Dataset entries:
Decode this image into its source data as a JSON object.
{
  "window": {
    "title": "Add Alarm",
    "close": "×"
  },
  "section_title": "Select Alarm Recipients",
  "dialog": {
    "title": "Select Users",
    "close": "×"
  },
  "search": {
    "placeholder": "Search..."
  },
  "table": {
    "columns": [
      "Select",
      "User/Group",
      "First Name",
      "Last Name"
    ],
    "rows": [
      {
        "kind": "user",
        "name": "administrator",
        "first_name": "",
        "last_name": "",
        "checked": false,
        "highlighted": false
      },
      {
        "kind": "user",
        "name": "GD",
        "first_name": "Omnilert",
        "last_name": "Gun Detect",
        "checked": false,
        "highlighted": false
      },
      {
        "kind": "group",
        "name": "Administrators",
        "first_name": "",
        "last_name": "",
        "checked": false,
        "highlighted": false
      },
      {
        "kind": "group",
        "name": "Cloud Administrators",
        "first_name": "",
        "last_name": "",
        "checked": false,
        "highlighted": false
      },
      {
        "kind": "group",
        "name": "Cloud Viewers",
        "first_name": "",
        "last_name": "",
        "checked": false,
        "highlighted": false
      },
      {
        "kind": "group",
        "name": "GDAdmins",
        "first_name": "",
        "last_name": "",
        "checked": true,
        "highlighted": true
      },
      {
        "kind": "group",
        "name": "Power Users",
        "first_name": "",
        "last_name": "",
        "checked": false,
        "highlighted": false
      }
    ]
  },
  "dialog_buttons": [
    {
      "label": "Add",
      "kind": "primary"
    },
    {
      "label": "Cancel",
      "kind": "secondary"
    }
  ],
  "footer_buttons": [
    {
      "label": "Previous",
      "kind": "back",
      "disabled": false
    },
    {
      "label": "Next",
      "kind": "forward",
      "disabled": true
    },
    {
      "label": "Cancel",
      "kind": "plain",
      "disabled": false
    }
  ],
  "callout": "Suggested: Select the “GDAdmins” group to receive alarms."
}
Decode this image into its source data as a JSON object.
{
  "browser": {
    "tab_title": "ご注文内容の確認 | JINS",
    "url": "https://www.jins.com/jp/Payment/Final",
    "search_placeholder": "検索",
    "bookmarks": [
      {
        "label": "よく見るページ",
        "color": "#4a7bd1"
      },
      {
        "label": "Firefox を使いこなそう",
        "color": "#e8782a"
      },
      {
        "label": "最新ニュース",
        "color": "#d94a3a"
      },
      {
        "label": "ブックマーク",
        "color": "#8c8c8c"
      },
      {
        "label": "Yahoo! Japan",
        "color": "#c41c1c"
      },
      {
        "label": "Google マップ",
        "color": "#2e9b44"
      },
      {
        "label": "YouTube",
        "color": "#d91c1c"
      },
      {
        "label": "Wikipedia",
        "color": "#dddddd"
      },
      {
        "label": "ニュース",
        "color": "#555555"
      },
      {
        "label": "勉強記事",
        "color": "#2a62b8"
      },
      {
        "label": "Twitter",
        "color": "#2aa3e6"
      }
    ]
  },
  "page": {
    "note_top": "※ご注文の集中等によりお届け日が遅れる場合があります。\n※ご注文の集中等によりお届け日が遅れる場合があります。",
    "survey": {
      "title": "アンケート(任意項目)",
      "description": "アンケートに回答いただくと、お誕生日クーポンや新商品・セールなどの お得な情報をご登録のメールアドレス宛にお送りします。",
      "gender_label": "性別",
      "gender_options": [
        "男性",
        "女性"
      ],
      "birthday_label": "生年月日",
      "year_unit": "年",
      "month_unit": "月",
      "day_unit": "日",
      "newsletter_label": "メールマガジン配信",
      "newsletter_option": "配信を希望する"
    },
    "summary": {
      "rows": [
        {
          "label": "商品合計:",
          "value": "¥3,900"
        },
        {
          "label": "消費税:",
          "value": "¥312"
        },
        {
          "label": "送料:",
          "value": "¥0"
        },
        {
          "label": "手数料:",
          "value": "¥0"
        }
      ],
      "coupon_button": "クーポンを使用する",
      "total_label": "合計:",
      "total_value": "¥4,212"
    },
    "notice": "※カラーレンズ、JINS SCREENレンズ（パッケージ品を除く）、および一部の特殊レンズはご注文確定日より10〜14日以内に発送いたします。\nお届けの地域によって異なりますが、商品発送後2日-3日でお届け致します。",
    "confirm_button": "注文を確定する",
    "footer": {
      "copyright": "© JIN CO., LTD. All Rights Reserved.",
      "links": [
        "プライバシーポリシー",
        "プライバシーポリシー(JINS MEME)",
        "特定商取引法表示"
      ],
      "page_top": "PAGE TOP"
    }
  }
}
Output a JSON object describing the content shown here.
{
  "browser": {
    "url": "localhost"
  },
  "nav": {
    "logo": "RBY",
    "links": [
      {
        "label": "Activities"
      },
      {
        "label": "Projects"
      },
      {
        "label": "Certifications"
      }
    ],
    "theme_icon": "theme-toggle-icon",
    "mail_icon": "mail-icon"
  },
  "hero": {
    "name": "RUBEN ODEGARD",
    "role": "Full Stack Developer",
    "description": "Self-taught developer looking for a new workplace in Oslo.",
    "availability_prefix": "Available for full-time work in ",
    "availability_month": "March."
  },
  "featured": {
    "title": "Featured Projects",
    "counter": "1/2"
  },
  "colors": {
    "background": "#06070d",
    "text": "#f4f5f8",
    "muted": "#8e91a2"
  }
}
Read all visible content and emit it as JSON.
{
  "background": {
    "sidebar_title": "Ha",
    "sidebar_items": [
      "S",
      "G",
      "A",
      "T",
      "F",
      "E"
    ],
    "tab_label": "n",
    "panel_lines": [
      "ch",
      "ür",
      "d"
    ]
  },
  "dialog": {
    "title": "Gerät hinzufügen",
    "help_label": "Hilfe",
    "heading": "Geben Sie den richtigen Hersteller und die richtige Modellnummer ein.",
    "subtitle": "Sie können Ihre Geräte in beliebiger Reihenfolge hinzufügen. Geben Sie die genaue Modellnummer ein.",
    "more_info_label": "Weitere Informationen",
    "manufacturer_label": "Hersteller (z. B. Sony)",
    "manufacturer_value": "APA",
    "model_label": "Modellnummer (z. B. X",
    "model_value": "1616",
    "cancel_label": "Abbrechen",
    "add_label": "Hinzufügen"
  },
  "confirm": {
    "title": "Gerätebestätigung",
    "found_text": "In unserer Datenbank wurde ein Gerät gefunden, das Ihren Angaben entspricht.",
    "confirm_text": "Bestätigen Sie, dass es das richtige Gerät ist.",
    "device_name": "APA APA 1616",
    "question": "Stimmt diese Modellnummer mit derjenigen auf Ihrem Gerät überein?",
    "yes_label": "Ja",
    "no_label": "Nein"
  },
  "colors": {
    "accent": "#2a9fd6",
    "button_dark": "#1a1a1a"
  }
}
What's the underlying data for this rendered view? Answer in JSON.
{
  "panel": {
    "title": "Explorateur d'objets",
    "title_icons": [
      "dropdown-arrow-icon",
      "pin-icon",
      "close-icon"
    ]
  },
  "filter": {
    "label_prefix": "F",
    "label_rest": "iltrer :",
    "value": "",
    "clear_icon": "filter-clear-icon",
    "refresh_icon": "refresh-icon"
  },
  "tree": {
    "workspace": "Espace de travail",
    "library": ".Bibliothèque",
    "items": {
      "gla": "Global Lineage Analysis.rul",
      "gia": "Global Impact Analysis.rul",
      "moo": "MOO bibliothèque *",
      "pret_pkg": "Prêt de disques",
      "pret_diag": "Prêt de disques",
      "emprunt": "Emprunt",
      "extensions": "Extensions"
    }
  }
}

▶ **Written instruction**
Show every line above in which the word "disques" occurs.

▶ **Result below**
      "pret_pkg": "Prêt de disques",
      "pret_diag": "Prêt de disques",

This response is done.